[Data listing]
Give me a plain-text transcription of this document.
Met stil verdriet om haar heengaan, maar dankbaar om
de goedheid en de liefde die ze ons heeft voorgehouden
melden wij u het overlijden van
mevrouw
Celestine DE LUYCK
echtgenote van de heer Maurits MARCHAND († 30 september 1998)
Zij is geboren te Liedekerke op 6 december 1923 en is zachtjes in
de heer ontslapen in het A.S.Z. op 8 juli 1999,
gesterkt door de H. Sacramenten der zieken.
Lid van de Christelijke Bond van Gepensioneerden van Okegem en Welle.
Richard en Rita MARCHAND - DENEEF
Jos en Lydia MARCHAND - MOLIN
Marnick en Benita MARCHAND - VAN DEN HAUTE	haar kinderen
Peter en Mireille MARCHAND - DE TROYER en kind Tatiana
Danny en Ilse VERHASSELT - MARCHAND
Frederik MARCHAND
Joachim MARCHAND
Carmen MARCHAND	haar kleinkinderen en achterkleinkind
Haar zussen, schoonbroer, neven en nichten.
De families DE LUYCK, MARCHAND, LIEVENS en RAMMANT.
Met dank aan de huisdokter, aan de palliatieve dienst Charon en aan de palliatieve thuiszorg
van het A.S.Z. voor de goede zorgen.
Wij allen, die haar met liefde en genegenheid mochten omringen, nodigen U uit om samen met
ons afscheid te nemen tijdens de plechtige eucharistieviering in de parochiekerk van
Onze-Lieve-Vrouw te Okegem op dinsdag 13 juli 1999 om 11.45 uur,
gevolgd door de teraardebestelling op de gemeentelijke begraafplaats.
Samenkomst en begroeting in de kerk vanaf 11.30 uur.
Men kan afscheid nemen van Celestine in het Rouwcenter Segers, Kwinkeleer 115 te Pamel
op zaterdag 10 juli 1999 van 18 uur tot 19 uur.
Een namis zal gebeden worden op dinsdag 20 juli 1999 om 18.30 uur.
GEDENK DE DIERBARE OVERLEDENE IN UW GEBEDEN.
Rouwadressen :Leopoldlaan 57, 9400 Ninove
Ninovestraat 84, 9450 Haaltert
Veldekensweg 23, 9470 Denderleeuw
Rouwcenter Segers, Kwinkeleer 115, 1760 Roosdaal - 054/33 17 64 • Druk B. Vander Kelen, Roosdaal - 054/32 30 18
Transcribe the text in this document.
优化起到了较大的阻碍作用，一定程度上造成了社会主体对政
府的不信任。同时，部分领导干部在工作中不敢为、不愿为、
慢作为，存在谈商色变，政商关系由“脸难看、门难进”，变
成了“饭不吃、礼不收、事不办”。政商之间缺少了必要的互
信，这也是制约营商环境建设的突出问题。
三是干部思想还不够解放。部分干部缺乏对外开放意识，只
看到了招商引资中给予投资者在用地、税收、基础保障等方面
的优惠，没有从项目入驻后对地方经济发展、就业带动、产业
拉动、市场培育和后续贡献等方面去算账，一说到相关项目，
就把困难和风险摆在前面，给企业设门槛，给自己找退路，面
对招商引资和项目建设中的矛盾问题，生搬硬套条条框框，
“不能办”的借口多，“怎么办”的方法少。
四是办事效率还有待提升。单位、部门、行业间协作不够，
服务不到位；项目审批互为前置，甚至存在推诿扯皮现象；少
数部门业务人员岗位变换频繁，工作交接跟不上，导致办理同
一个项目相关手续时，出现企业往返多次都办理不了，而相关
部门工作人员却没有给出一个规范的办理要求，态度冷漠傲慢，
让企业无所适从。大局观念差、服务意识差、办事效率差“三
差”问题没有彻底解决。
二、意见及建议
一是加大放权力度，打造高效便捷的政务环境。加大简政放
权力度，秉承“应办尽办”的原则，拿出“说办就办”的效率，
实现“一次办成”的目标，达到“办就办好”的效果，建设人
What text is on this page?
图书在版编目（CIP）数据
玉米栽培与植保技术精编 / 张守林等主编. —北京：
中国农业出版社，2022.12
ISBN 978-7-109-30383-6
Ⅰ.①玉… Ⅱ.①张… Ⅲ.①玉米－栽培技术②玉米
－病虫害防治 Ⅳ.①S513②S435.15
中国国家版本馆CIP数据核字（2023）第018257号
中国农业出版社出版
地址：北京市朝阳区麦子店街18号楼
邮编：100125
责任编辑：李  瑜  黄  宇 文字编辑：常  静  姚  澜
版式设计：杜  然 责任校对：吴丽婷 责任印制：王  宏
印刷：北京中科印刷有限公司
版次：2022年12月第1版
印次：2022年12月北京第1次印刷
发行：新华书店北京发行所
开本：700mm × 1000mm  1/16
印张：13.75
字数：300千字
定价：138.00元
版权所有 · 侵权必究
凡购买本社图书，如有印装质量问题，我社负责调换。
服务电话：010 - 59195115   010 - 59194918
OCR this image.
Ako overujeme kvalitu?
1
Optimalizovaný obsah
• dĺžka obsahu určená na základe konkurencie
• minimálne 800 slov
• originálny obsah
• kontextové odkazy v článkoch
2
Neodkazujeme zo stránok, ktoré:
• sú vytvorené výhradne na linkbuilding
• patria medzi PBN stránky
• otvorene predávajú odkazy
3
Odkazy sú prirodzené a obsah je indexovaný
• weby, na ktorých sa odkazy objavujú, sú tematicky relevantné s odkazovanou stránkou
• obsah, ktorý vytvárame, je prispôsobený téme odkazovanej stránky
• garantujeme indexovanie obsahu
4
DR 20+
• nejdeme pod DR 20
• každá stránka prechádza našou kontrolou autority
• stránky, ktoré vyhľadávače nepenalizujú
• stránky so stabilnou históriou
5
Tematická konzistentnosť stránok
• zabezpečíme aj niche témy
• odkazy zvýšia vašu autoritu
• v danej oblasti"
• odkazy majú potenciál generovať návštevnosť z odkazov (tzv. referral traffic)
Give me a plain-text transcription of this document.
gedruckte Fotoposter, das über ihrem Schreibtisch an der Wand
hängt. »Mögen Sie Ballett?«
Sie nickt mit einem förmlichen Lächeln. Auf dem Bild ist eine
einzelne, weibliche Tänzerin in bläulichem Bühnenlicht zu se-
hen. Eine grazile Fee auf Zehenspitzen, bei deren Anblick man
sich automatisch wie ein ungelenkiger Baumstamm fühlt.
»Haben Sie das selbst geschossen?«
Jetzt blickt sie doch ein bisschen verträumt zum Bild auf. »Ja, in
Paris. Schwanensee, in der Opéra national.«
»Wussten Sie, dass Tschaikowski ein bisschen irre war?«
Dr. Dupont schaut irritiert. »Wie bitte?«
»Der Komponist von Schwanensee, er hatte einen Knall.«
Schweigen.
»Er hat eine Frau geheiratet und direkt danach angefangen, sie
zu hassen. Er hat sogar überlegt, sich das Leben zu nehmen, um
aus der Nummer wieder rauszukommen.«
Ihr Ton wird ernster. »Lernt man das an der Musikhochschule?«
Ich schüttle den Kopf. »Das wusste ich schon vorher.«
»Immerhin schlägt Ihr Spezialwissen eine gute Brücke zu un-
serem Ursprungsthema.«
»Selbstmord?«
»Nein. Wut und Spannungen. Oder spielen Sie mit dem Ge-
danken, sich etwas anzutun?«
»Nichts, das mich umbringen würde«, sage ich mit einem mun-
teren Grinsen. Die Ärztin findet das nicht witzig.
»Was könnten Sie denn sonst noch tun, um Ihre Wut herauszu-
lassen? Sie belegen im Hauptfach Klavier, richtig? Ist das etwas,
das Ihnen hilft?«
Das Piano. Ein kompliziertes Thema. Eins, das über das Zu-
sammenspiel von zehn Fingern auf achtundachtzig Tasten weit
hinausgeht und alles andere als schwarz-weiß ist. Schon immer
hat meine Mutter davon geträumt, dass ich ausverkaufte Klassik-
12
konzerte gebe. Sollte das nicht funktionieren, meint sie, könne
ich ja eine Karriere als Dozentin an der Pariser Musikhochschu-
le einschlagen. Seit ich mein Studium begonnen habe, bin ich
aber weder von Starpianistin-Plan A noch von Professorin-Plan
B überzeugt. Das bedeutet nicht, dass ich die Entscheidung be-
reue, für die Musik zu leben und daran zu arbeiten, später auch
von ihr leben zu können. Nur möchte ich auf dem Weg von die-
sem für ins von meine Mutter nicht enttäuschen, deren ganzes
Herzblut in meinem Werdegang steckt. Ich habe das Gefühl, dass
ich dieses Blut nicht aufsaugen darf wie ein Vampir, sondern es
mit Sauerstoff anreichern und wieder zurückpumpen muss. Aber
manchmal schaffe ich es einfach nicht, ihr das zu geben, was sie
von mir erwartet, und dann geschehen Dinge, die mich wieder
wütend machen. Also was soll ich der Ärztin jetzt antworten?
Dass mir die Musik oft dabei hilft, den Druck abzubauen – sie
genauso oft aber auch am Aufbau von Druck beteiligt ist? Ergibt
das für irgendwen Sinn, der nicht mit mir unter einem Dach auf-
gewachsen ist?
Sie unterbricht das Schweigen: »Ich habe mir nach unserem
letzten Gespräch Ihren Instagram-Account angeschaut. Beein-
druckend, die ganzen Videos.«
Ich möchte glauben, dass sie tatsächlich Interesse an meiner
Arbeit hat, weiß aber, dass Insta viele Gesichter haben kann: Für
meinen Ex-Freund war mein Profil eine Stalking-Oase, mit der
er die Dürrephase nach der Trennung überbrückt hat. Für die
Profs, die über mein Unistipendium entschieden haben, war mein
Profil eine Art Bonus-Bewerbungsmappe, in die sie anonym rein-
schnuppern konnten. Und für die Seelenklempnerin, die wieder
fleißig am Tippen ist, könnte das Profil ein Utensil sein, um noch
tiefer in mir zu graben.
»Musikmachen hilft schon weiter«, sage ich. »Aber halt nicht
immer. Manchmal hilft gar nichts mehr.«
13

→ **Stated problem**:
Your task is to report how many lines of the material include the string "MARCHAND". Give the number and no other words.

→ **Exercise answer**:
10